- Objective
All entries are to be given again verbatim.

- Listed entries
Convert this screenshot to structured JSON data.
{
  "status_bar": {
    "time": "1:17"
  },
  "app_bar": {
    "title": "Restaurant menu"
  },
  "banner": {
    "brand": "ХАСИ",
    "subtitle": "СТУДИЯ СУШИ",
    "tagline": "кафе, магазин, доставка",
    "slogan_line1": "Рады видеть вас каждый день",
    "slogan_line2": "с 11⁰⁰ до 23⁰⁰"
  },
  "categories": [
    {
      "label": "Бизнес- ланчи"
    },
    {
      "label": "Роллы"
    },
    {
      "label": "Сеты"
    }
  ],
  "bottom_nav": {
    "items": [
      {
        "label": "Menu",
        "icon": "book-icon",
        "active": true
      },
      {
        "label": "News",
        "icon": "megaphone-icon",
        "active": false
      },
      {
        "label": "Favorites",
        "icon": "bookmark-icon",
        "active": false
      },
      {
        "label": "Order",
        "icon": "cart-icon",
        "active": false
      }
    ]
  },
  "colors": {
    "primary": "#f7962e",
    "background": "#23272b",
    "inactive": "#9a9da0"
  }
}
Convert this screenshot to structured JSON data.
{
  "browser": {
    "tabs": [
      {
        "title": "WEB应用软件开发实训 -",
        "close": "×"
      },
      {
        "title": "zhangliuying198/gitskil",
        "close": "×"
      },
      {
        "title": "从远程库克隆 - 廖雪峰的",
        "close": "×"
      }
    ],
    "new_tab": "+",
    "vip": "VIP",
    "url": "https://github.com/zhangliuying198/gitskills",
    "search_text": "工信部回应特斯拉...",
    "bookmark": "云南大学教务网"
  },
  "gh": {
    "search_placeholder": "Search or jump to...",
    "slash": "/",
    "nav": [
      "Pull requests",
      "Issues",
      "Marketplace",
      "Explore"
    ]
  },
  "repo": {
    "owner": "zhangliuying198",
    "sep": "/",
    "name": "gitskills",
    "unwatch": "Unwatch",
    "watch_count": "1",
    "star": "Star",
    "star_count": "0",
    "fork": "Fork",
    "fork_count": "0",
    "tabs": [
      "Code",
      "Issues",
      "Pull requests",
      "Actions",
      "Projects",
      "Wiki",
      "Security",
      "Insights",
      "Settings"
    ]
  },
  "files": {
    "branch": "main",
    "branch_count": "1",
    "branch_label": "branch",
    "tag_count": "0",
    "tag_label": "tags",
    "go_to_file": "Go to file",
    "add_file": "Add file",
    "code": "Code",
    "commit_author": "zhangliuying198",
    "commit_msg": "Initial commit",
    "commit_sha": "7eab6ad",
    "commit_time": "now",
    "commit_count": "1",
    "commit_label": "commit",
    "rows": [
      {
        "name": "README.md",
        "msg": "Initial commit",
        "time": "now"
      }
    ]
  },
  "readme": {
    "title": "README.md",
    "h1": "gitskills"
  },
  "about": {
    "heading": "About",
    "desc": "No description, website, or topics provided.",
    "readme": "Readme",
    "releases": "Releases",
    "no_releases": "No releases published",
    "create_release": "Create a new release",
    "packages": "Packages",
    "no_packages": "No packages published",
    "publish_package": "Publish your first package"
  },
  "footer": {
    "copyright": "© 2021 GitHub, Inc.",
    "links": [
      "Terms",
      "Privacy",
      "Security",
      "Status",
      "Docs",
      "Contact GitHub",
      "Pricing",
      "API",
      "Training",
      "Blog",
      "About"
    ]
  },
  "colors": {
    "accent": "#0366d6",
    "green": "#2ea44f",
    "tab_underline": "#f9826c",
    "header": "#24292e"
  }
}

- Answer to this exercise
Convert this screenshot to structured JSON data.
{
  "status_bar": {
    "time": "1:17"
  },
  "app_bar": {
    "title": "Restaurant menu"
  },
  "banner": {
    "brand": "ХАСИ",
    "subtitle": "СТУДИЯ СУШИ",
    "tagline": "кафе, магазин, доставка",
    "slogan_line1": "Рады видеть вас каждый день",
    "slogan_line2": "с 11⁰⁰ до 23⁰⁰"
  },
  "categories": [
    {
      "label": "Бизнес- ланчи"
    },
    {
      "label": "Роллы"
    },
    {
      "label": "Сеты"
    }
  ],
  "bottom_nav": {
    "items": [
      {
        "label": "Menu",
        "icon": "book-icon",
        "active": true
      },
      {
        "label": "News",
        "icon": "megaphone-icon",
        "active": false
      },
      {
        "label": "Favorites",
        "icon": "bookmark-icon",
        "active": false
      },
      {
        "label": "Order",
        "icon": "cart-icon",
        "active": false
      }
    ]
  },
  "colors": {
    "primary": "#f7962e",
    "background": "#23272b",
    "inactive": "#9a9da0"
  }
}
Convert this screenshot to structured JSON data.
{
  "browser": {
    "tabs": [
      {
        "title": "WEB应用软件开发实训 -",
        "close": "×"
      },
      {
        "title": "zhangliuying198/gitskil",
        "close": "×"
      },
      {
        "title": "从远程库克隆 - 廖雪峰的",
        "close": "×"
      }
    ],
    "new_tab": "+",
    "vip": "VIP",
    "url": "https://github.com/zhangliuying198/gitskills",
    "search_text": "工信部回应特斯拉...",
    "bookmark": "云南大学教务网"
  },
  "gh": {
    "search_placeholder": "Search or jump to...",
    "slash": "/",
    "nav": [
      "Pull requests",
      "Issues",
      "Marketplace",
      "Explore"
    ]
  },
  "repo": {
    "owner": "zhangliuying198",
    "sep": "/",
    "name": "gitskills",
    "unwatch": "Unwatch",
    "watch_count": "1",
    "star": "Star",
    "star_count": "0",
    "fork": "Fork",
    "fork_count": "0",
    "tabs": [
      "Code",
      "Issues",
      "Pull requests",
      "Actions",
      "Projects",
      "Wiki",
      "Security",
      "Insights",
      "Settings"
    ]
  },
  "files": {
    "branch": "main",
    "branch_count": "1",
    "branch_label": "branch",
    "tag_count": "0",
    "tag_label": "tags",
    "go_to_file": "Go to file",
    "add_file": "Add file",
    "code": "Code",
    "commit_author": "zhangliuying198",
    "commit_msg": "Initial commit",
    "commit_sha": "7eab6ad",
    "commit_time": "now",
    "commit_count": "1",
    "commit_label": "commit",
    "rows": [
      {
        "name": "README.md",
        "msg": "Initial commit",
        "time": "now"
      }
    ]
  },
  "readme": {
    "title": "README.md",
    "h1": "gitskills"
  },
  "about": {
    "heading": "About",
    "desc": "No description, website, or topics provided.",
    "readme": "Readme",
    "releases": "Releases",
    "no_releases": "No releases published",
    "create_release": "Create a new release",
    "packages": "Packages",
    "no_packages": "No packages published",
    "publish_package": "Publish your first package"
  },
  "footer": {
    "copyright": "© 2021 GitHub, Inc.",
    "links": [
      "Terms",
      "Privacy",
      "Security",
      "Status",
      "Docs",
      "Contact GitHub",
      "Pricing",
      "API",
      "Training",
      "Blog",
      "About"
    ]
  },
  "colors": {
    "accent": "#0366d6",
    "green": "#2ea44f",
    "tab_underline": "#f9826c",
    "header": "#24292e"
  }
}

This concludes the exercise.